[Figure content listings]

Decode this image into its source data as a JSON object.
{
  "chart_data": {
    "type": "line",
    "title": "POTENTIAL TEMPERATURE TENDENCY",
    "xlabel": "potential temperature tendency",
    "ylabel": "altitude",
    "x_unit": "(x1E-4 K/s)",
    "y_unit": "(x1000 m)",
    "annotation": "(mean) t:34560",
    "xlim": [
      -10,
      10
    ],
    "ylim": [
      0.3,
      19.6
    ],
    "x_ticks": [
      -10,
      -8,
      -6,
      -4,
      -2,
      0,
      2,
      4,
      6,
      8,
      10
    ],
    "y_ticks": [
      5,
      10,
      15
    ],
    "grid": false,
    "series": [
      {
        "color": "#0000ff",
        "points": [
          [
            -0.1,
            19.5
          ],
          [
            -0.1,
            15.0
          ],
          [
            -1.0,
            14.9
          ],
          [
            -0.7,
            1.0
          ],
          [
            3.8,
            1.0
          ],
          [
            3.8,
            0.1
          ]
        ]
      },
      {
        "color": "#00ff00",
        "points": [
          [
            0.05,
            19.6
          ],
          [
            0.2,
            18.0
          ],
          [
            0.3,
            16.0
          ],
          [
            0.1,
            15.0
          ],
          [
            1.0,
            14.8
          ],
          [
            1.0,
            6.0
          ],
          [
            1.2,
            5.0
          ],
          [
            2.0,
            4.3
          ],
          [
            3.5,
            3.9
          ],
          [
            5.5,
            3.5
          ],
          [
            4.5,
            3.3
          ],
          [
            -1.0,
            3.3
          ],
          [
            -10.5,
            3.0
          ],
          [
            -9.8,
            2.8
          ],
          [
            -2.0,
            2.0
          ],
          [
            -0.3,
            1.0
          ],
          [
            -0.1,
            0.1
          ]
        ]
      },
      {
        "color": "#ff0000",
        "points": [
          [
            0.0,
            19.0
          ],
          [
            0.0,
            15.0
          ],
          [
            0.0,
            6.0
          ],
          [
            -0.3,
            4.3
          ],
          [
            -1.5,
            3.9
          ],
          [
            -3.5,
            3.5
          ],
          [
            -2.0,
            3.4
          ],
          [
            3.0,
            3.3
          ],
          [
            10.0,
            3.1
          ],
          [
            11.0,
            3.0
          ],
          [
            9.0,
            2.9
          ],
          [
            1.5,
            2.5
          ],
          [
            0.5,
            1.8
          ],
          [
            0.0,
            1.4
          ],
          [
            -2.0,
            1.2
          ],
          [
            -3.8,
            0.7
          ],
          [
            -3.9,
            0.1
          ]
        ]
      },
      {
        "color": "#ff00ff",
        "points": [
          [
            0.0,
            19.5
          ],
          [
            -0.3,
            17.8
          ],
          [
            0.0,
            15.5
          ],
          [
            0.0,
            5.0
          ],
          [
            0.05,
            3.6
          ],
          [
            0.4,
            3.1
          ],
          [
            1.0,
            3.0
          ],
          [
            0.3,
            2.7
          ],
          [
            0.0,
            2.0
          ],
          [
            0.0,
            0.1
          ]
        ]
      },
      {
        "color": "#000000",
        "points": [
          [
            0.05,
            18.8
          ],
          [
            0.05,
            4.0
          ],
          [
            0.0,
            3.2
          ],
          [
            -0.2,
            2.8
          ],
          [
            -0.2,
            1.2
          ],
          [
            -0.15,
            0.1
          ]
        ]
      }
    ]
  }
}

* EXERCISE REQUIREMENTS
Write out the material from the first line to the last, exactly.

* SOLVED PROBLEM
Decode this image into its source data as a JSON object.
{
  "chart_data": {
    "type": "line",
    "title": "POTENTIAL TEMPERATURE TENDENCY",
    "xlabel": "potential temperature tendency",
    "ylabel": "altitude",
    "x_unit": "(x1E-4 K/s)",
    "y_unit": "(x1000 m)",
    "annotation": "(mean) t:34560",
    "xlim": [
      -10,
      10
    ],
    "ylim": [
      0.3,
      19.6
    ],
    "x_ticks": [
      -10,
      -8,
      -6,
      -4,
      -2,
      0,
      2,
      4,
      6,
      8,
      10
    ],
    "y_ticks": [
      5,
      10,
      15
    ],
    "grid": false,
    "series": [
      {
        "color": "#0000ff",
        "points": [
          [
            -0.1,
            19.5
          ],
          [
            -0.1,
            15.0
          ],
          [
            -1.0,
            14.9
          ],
          [
            -0.7,
            1.0
          ],
          [
            3.8,
            1.0
          ],
          [
            3.8,
            0.1
          ]
        ]
      },
      {
        "color": "#00ff00",
        "points": [
          [
            0.05,
            19.6
          ],
          [
            0.2,
            18.0
          ],
          [
            0.3,
            16.0
          ],
          [
            0.1,
            15.0
          ],
          [
            1.0,
            14.8
          ],
          [
            1.0,
            6.0
          ],
          [
            1.2,
            5.0
          ],
          [
            2.0,
            4.3
          ],
          [
            3.5,
            3.9
          ],
          [
            5.5,
            3.5
          ],
          [
            4.5,
            3.3
          ],
          [
            -1.0,
            3.3
          ],
          [
            -10.5,
            3.0
          ],
          [
            -9.8,
            2.8
          ],
          [
            -2.0,
            2.0
          ],
          [
            -0.3,
            1.0
          ],
          [
            -0.1,
            0.1
          ]
        ]
      },
      {
        "color": "#ff0000",
        "points": [
          [
            0.0,
            19.0
          ],
          [
            0.0,
            15.0
          ],
          [
            0.0,
            6.0
          ],
          [
            -0.3,
            4.3
          ],
          [
            -1.5,
            3.9
          ],
          [
            -3.5,
            3.5
          ],
          [
            -2.0,
            3.4
          ],
          [
            3.0,
            3.3
          ],
          [
            10.0,
            3.1
          ],
          [
            11.0,
            3.0
          ],
          [
            9.0,
            2.9
          ],
          [
            1.5,
            2.5
          ],
          [
            0.5,
            1.8
          ],
          [
            0.0,
            1.4
          ],
          [
            -2.0,
            1.2
          ],
          [
            -3.8,
            0.7
          ],
          [
            -3.9,
            0.1
          ]
        ]
      },
      {
        "color": "#ff00ff",
        "points": [
          [
            0.0,
            19.5
          ],
          [
            -0.3,
            17.8
          ],
          [
            0.0,
            15.5
          ],
          [
            0.0,
            5.0
          ],
          [
            0.05,
            3.6
          ],
          [
            0.4,
            3.1
          ],
          [
            1.0,
            3.0
          ],
          [
            0.3,
            2.7
          ],
          [
            0.0,
            2.0
          ],
          [
            0.0,
            0.1
          ]
        ]
      },
      {
        "color": "#000000",
        "points": [
          [
            0.05,
            18.8
          ],
          [
            0.05,
            4.0
          ],
          [
            0.0,
            3.2
          ],
          [
            -0.2,
            2.8
          ],
          [
            -0.2,
            1.2
          ],
          [
            -0.15,
            0.1
          ]
        ]
      }
    ]
  }
}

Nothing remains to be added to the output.